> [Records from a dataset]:
□ □ □ □ □ □ □
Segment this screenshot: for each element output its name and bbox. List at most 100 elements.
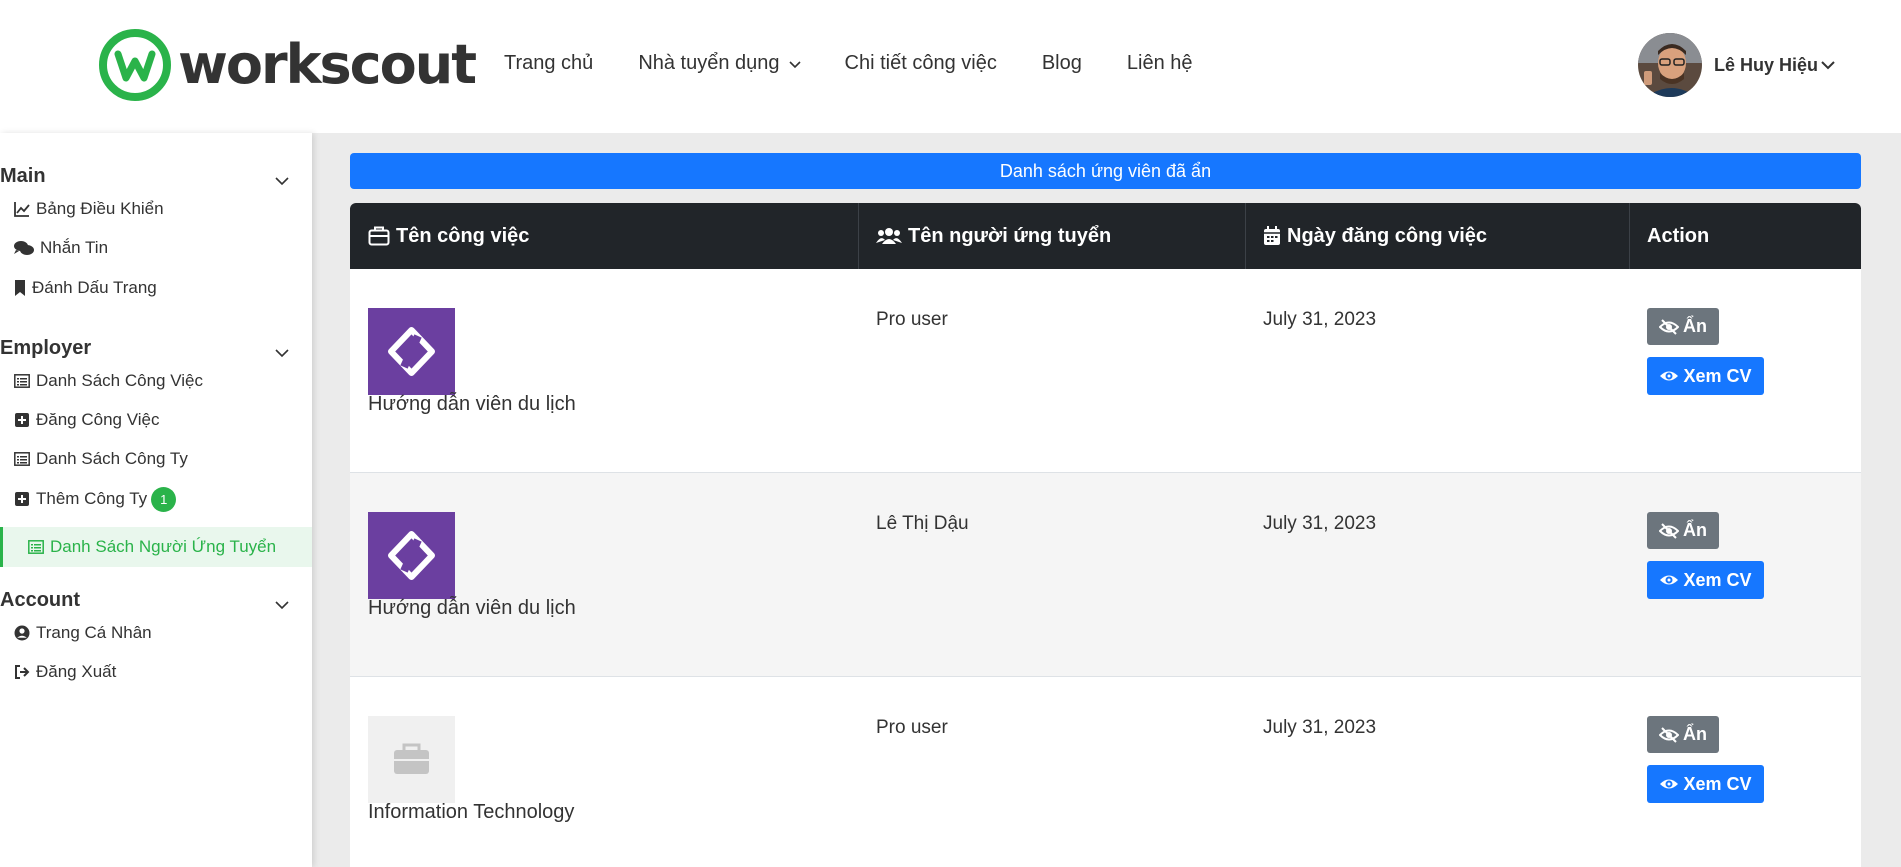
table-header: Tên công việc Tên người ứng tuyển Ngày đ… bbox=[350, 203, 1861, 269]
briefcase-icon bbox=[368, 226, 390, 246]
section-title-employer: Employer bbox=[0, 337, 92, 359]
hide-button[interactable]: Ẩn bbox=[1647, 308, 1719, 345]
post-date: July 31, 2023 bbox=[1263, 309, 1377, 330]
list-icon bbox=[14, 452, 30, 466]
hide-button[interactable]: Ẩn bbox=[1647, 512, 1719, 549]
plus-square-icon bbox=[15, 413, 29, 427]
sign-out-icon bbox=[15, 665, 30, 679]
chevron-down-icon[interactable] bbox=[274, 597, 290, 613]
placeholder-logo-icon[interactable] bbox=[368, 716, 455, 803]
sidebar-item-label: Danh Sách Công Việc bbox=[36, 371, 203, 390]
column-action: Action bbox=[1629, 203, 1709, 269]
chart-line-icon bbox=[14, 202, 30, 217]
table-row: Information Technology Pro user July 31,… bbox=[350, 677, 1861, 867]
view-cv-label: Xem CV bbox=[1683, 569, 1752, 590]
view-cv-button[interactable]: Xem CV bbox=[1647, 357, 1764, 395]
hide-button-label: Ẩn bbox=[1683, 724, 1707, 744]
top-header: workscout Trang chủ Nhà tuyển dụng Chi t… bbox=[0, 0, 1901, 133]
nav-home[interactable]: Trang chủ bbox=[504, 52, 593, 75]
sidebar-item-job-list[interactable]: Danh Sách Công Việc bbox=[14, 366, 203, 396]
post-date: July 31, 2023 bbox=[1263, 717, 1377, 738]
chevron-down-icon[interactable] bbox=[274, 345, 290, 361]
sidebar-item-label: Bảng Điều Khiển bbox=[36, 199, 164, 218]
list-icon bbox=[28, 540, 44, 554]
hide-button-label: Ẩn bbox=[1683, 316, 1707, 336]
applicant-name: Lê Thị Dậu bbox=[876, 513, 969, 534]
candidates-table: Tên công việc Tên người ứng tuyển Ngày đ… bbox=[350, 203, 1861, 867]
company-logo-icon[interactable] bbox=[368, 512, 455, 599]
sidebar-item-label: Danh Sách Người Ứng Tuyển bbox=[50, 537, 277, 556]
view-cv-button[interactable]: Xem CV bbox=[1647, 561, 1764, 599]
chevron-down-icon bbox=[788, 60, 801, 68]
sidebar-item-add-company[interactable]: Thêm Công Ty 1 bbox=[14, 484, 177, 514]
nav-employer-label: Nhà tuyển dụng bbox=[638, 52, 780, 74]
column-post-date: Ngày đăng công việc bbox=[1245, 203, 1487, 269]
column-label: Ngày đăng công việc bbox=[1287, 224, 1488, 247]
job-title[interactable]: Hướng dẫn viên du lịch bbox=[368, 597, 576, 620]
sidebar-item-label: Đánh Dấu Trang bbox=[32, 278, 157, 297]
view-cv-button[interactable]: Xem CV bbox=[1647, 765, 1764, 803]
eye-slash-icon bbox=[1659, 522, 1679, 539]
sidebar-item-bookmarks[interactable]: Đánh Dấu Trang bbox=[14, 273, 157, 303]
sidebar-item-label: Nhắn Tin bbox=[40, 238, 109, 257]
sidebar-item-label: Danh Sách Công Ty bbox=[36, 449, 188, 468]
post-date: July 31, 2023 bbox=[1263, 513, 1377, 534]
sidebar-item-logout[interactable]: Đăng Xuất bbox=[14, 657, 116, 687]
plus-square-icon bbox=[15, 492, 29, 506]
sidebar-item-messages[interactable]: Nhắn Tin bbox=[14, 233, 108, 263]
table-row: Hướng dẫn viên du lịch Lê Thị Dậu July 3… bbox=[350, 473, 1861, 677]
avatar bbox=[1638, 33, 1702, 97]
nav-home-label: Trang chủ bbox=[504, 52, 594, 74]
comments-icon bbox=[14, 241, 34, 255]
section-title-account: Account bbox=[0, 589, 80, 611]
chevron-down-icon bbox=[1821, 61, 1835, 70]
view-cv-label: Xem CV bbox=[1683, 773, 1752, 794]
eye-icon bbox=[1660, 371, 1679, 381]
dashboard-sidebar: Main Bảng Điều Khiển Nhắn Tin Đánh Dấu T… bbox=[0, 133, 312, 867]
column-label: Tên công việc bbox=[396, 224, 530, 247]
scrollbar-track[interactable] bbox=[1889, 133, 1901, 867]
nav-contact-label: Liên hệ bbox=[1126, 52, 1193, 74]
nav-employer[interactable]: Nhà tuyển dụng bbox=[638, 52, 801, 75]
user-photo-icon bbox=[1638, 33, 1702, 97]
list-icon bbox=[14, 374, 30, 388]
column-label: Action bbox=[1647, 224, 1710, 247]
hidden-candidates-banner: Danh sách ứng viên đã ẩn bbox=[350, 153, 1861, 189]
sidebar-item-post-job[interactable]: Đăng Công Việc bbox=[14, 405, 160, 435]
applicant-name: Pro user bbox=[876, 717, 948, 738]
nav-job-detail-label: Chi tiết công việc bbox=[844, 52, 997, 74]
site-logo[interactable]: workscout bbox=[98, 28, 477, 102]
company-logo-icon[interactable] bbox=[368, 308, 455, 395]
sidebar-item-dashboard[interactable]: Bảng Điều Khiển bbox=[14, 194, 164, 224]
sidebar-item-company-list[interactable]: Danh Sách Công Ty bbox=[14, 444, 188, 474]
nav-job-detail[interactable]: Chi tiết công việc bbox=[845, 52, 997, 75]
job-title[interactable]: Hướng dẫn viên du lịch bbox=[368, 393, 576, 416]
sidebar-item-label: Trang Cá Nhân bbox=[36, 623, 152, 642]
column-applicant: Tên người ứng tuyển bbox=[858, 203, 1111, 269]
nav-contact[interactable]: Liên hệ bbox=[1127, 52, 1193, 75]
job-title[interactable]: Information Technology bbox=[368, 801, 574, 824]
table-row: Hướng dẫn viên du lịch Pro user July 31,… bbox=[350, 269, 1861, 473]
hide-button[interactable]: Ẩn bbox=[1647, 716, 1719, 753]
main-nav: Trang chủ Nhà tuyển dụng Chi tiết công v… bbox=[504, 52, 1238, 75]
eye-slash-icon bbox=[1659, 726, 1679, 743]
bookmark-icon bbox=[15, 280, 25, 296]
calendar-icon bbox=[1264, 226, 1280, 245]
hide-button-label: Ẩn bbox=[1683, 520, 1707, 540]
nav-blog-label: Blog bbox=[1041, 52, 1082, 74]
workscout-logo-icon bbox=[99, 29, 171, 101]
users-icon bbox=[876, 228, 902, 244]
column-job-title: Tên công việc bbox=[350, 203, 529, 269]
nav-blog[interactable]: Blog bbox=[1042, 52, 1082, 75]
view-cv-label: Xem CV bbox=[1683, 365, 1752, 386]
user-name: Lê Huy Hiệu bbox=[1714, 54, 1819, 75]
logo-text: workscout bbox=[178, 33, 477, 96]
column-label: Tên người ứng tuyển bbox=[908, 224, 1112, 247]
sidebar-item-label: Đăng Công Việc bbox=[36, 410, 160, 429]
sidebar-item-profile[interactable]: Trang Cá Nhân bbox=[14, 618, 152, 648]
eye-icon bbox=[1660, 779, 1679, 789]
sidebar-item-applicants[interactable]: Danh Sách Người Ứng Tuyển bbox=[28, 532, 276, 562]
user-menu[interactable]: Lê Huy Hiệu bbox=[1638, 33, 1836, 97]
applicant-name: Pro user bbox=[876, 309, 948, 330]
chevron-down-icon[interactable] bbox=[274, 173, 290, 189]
□ □ □ □ □ □ □
> [STATED PROBLEM]:
Reproduce all of the data above word for word, omitting the pictures.

> [THE SOLUTION]:
Segment this screenshot: for each element output its name and bbox. List at most 100 elements.
table-header: Tên công việc Tên người ứng tuyển Ngày đ… bbox=[350, 203, 1861, 269]
briefcase-icon bbox=[368, 226, 390, 246]
section-title-employer: Employer bbox=[0, 337, 92, 359]
hide-button[interactable]: Ẩn bbox=[1647, 308, 1719, 345]
post-date: July 31, 2023 bbox=[1263, 309, 1377, 330]
list-icon bbox=[14, 452, 30, 466]
hide-button[interactable]: Ẩn bbox=[1647, 512, 1719, 549]
plus-square-icon bbox=[15, 413, 29, 427]
sign-out-icon bbox=[15, 665, 30, 679]
chevron-down-icon[interactable] bbox=[274, 597, 290, 613]
placeholder-logo-icon[interactable] bbox=[368, 716, 455, 803]
sidebar-item-label: Danh Sách Công Việc bbox=[36, 371, 203, 390]
column-action: Action bbox=[1629, 203, 1709, 269]
chart-line-icon bbox=[14, 202, 30, 217]
table-row: Information Technology Pro user July 31,… bbox=[350, 677, 1861, 867]
view-cv-label: Xem CV bbox=[1683, 569, 1752, 590]
view-cv-button[interactable]: Xem CV bbox=[1647, 357, 1764, 395]
hide-button-label: Ẩn bbox=[1683, 724, 1707, 744]
top-header: workscout Trang chủ Nhà tuyển dụng Chi t… bbox=[0, 0, 1901, 133]
nav-home[interactable]: Trang chủ bbox=[504, 52, 593, 75]
sidebar-item-job-list[interactable]: Danh Sách Công Việc bbox=[14, 366, 203, 396]
post-date: July 31, 2023 bbox=[1263, 717, 1377, 738]
chevron-down-icon[interactable] bbox=[274, 345, 290, 361]
sidebar-item-label: Bảng Điều Khiển bbox=[36, 199, 164, 218]
list-icon bbox=[28, 540, 44, 554]
hide-button-label: Ẩn bbox=[1683, 316, 1707, 336]
applicant-name: Lê Thị Dậu bbox=[876, 513, 969, 534]
candidates-table: Tên công việc Tên người ứng tuyển Ngày đ… bbox=[350, 203, 1861, 867]
company-logo-icon[interactable] bbox=[368, 512, 455, 599]
sidebar-item-label: Danh Sách Người Ứng Tuyển bbox=[50, 537, 277, 556]
view-cv-button[interactable]: Xem CV bbox=[1647, 561, 1764, 599]
chevron-down-icon bbox=[788, 60, 801, 68]
sidebar-item-add-company[interactable]: Thêm Công Ty 1 bbox=[14, 484, 177, 514]
nav-employer-label: Nhà tuyển dụng bbox=[638, 52, 780, 74]
column-post-date: Ngày đăng công việc bbox=[1245, 203, 1487, 269]
column-label: Ngày đăng công việc bbox=[1287, 224, 1488, 247]
job-title[interactable]: Hướng dẫn viên du lịch bbox=[368, 597, 576, 620]
sidebar-item-label: Đánh Dấu Trang bbox=[32, 278, 157, 297]
view-cv-button[interactable]: Xem CV bbox=[1647, 765, 1764, 803]
eye-slash-icon bbox=[1659, 522, 1679, 539]
sidebar-item-bookmarks[interactable]: Đánh Dấu Trang bbox=[14, 273, 157, 303]
sidebar-item-label: Nhắn Tin bbox=[40, 238, 109, 257]
sidebar-item-label: Danh Sách Công Ty bbox=[36, 449, 188, 468]
post-date: July 31, 2023 bbox=[1263, 513, 1377, 534]
sidebar-item-logout[interactable]: Đăng Xuất bbox=[14, 657, 116, 687]
plus-square-icon bbox=[15, 492, 29, 506]
sidebar-item-messages[interactable]: Nhắn Tin bbox=[14, 233, 108, 263]
table-row: Hướng dẫn viên du lịch Lê Thị Dậu July 3… bbox=[350, 473, 1861, 677]
avatar bbox=[1638, 33, 1702, 97]
nav-home-label: Trang chủ bbox=[504, 52, 594, 74]
comments-icon bbox=[14, 241, 34, 255]
section-title-account: Account bbox=[0, 589, 80, 611]
chevron-down-icon bbox=[1821, 61, 1835, 70]
view-cv-label: Xem CV bbox=[1683, 773, 1752, 794]
eye-icon bbox=[1660, 371, 1679, 381]
dashboard-sidebar: Main Bảng Điều Khiển Nhắn Tin Đánh Dấu T… bbox=[0, 133, 312, 867]
column-label: Tên công việc bbox=[396, 224, 530, 247]
scrollbar-track[interactable] bbox=[1889, 133, 1901, 867]
nav-contact-label: Liên hệ bbox=[1126, 52, 1193, 74]
nav-employer[interactable]: Nhà tuyển dụng bbox=[638, 52, 801, 75]
user-photo-icon bbox=[1638, 33, 1702, 97]
list-icon bbox=[14, 374, 30, 388]
column-label: Action bbox=[1647, 224, 1710, 247]
hidden-candidates-banner: Danh sách ứng viên đã ẩn bbox=[350, 153, 1861, 189]
sidebar-item-post-job[interactable]: Đăng Công Việc bbox=[14, 405, 160, 435]
applicant-name: Pro user bbox=[876, 717, 948, 738]
nav-job-detail-label: Chi tiết công việc bbox=[844, 52, 997, 74]
site-logo[interactable]: workscout bbox=[98, 28, 477, 102]
company-logo-icon[interactable] bbox=[368, 308, 455, 395]
sidebar-item-dashboard[interactable]: Bảng Điều Khiển bbox=[14, 194, 164, 224]
sidebar-item-company-list[interactable]: Danh Sách Công Ty bbox=[14, 444, 188, 474]
nav-job-detail[interactable]: Chi tiết công việc bbox=[845, 52, 997, 75]
job-title[interactable]: Hướng dẫn viên du lịch bbox=[368, 393, 576, 416]
sidebar-item-label: Trang Cá Nhân bbox=[36, 623, 152, 642]
column-applicant: Tên người ứng tuyển bbox=[858, 203, 1111, 269]
nav-contact[interactable]: Liên hệ bbox=[1127, 52, 1193, 75]
job-title[interactable]: Information Technology bbox=[368, 801, 574, 824]
table-row: Hướng dẫn viên du lịch Pro user July 31,… bbox=[350, 269, 1861, 473]
hide-button[interactable]: Ẩn bbox=[1647, 716, 1719, 753]
main-nav: Trang chủ Nhà tuyển dụng Chi tiết công v… bbox=[504, 52, 1238, 75]
eye-slash-icon bbox=[1659, 726, 1679, 743]
bookmark-icon bbox=[15, 280, 25, 296]
calendar-icon bbox=[1264, 226, 1280, 245]
hide-button-label: Ẩn bbox=[1683, 520, 1707, 540]
nav-blog-label: Blog bbox=[1041, 52, 1082, 74]
workscout-logo-icon bbox=[99, 29, 171, 101]
users-icon bbox=[876, 228, 902, 244]
column-job-title: Tên công việc bbox=[350, 203, 529, 269]
nav-blog[interactable]: Blog bbox=[1042, 52, 1082, 75]
view-cv-label: Xem CV bbox=[1683, 365, 1752, 386]
user-name: Lê Huy Hiệu bbox=[1714, 54, 1819, 75]
logo-text: workscout bbox=[178, 33, 477, 96]
column-label: Tên người ứng tuyển bbox=[908, 224, 1112, 247]
sidebar-item-label: Đăng Công Việc bbox=[36, 410, 160, 429]
sidebar-item-profile[interactable]: Trang Cá Nhân bbox=[14, 618, 152, 648]
eye-icon bbox=[1660, 779, 1679, 789]
sidebar-item-applicants[interactable]: Danh Sách Người Ứng Tuyển bbox=[28, 532, 276, 562]
user-menu[interactable]: Lê Huy Hiệu bbox=[1638, 33, 1836, 97]
applicant-name: Pro user bbox=[876, 309, 948, 330]
chevron-down-icon[interactable] bbox=[274, 173, 290, 189]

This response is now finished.